Check each line of the entries below for the string "medio"; copy every line where it appears.

---

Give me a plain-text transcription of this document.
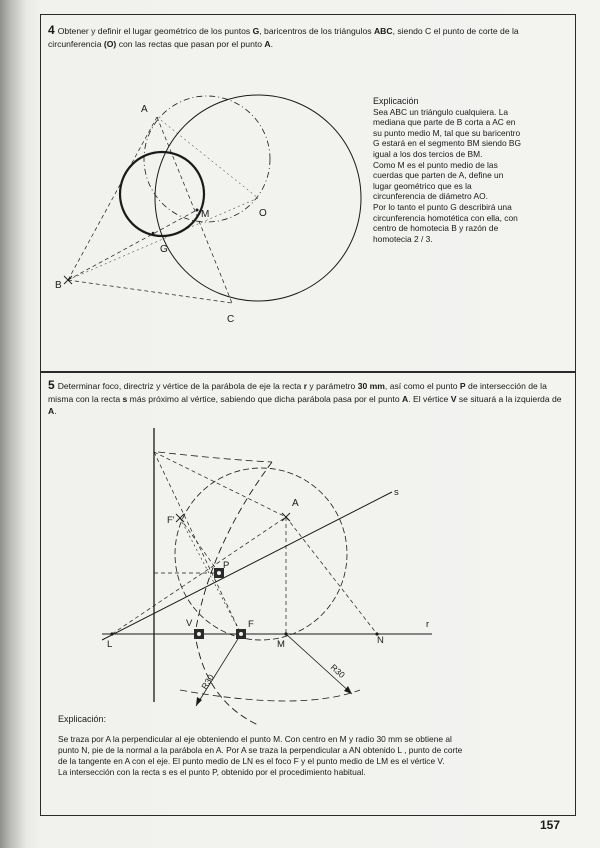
4 Obtener y definir el lugar geométrico de los puntos G, baricentros de los triángulos ABC, siendo C el punto de corte de la circunferencia (O) con las rectas que pasan por el punto A.

Explicación

Sea ABC un triángulo cualquiera. La

mediana que parte de B corta a AC en

su punto medio M, tal que su baricentro

G estará en el segmento BM siendo BG

igual a los dos tercios de BM.

Como M es el punto medio de las

cuerdas que parten de A, define un

lugar geométrico que es la

circunferencia de diámetro AO.

Por lo tanto el punto G describirá una

circunferencia homotética con ella, con

centro de homotecia B y razón de

homotecia 2 / 3.

A
B
C
G
M	O
5 Determinar foco, directriz y vértice de la parábola de eje la recta r y parámetro 30 mm, así como el punto P de intersección de la misma con la recta s más próximo al vértice, sabiendo que dicha parábola pasa por el punto A. El vértice V se situará a la izquierda de A.
A
F'
P
V	F
L	M	N
s
r
R30
R30

Explicación:

Se traza por A la perpendicular al eje obteniendo el punto M. Con centro en M y radio 30 mm se obtiene al

punto N, pie de la normal a la parábola en A. Por A se traza la perpendicular a AN obtenido L , punto de corte

de la tangente en A con el eje. El punto medio de LN es el foco F y el punto medio de LM es el vértice V.

La intersección con la recta s es el punto P, obtenido por el procedimiento habitual.

157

---

(RESPONSE TO THE TASK):
su punto medio M, tal que su baricentro
Como M es el punto medio de las
de la tangente en A con el eje. El punto medio de LN es el foco F y el punto medio de LM es el vértice V.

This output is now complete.